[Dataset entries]
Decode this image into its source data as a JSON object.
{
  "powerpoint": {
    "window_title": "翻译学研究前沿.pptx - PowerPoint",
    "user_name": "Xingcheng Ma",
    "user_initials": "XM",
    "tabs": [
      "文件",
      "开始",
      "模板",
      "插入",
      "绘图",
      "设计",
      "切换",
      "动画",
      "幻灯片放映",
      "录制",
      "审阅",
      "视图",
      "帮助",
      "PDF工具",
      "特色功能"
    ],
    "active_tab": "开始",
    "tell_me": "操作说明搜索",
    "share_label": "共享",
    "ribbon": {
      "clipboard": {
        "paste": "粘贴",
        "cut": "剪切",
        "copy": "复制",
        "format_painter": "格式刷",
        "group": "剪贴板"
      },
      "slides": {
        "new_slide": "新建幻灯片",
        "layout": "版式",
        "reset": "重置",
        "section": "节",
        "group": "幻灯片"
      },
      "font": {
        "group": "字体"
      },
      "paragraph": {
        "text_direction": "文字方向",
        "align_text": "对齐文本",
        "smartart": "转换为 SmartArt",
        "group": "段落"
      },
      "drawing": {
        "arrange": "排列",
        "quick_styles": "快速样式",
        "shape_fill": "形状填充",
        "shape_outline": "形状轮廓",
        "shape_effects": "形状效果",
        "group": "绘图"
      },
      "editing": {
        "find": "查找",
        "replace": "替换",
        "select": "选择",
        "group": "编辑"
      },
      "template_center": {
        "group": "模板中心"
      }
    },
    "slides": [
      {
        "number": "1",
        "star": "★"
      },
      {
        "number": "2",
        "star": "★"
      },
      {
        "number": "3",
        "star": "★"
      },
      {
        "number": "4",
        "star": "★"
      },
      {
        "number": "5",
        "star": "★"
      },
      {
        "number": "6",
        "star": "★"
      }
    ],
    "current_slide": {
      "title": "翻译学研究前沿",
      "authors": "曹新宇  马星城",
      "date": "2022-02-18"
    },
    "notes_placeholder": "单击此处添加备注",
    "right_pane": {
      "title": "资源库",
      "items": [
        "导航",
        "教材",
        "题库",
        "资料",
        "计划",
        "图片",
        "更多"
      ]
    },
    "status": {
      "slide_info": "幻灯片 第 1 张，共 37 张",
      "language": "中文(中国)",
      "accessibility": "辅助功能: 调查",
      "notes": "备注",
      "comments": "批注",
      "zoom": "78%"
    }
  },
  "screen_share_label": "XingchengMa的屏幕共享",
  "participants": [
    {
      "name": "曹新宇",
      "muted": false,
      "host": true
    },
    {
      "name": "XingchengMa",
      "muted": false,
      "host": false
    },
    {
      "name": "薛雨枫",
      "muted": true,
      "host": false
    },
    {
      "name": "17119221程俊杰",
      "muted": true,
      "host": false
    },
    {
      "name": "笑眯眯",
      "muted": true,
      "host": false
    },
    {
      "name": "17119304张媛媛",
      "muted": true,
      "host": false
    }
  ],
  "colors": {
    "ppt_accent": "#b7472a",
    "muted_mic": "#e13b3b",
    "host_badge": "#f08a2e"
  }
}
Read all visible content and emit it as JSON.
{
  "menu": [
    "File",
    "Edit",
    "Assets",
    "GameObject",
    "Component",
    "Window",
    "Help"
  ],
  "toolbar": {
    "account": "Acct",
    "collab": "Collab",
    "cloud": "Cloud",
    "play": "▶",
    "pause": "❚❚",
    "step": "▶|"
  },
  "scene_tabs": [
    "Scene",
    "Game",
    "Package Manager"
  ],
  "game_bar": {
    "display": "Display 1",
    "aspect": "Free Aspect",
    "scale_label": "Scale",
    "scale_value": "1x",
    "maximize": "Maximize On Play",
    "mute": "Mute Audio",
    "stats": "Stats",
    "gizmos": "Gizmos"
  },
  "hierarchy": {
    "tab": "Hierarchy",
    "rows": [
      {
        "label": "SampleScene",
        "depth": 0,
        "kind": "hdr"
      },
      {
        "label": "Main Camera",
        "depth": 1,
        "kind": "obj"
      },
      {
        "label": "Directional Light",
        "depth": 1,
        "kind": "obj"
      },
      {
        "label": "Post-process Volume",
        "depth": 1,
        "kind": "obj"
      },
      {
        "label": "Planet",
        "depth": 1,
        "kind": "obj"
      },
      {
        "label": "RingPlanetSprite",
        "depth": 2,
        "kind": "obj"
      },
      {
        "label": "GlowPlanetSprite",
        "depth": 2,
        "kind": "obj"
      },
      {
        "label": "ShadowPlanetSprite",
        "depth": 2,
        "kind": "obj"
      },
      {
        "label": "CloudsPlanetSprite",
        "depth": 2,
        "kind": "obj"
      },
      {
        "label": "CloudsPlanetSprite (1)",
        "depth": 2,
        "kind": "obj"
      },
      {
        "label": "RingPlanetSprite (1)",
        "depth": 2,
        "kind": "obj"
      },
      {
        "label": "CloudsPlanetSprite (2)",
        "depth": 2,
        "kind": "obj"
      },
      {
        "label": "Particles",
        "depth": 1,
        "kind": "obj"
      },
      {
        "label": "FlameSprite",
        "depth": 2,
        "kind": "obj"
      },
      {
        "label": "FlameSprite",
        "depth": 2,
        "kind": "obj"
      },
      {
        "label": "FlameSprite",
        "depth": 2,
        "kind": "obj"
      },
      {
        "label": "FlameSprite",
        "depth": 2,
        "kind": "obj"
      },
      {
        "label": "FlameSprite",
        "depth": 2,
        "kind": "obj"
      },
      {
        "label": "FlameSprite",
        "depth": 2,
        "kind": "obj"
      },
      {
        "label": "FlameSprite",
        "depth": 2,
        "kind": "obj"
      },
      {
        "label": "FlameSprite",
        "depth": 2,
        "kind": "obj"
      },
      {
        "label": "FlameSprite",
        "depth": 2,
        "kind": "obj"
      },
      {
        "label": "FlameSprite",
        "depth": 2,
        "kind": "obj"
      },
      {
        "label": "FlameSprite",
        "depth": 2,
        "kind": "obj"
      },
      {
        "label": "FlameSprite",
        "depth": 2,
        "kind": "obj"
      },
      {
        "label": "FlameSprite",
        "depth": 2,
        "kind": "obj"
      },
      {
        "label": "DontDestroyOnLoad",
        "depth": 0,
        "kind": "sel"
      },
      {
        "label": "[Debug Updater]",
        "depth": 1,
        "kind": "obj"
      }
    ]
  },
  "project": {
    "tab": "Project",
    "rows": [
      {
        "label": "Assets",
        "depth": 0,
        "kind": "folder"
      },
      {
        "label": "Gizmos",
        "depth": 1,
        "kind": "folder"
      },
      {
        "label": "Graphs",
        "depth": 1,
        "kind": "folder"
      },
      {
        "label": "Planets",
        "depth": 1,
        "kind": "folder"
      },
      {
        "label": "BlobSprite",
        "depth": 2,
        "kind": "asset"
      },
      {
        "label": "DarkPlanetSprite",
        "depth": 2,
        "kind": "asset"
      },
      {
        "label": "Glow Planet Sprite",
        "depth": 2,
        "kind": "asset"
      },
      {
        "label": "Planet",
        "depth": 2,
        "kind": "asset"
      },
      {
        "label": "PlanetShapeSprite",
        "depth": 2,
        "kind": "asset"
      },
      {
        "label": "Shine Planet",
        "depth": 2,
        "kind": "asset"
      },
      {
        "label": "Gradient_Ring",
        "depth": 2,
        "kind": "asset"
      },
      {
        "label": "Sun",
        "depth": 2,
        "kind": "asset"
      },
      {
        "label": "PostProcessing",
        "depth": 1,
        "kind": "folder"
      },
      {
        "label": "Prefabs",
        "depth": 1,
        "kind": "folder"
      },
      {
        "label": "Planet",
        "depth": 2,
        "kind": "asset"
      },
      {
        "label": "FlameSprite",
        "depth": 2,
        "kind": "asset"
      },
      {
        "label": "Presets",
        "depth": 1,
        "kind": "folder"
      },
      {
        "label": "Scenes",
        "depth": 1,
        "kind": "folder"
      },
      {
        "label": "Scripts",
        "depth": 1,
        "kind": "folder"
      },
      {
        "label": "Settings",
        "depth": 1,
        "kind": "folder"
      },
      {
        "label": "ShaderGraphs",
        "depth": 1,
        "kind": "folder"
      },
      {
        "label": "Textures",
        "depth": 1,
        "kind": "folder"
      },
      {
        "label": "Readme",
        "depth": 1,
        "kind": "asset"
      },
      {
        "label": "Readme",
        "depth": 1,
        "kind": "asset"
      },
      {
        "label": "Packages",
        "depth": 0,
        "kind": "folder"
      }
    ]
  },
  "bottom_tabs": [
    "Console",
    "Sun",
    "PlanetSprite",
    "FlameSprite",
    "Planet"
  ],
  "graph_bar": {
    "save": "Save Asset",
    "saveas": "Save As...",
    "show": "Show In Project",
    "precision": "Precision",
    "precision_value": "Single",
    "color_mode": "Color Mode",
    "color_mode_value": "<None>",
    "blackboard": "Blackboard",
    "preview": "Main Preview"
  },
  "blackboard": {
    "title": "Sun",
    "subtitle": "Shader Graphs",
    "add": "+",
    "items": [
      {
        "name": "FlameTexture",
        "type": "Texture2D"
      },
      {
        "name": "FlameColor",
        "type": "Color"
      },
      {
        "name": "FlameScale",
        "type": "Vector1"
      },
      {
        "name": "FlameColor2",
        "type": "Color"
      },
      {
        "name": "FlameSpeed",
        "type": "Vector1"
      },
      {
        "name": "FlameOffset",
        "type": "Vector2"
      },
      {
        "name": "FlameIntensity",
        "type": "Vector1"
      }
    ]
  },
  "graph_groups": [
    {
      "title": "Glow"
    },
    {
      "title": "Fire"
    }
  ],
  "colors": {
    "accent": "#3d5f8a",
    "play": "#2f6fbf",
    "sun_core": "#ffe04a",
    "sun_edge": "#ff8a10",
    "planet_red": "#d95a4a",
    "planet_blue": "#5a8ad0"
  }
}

**WRITTEN PROBLEM:** In the material above, how many lines hold the word "JSON"? Say only the number.

**TASK ANSWER:** 2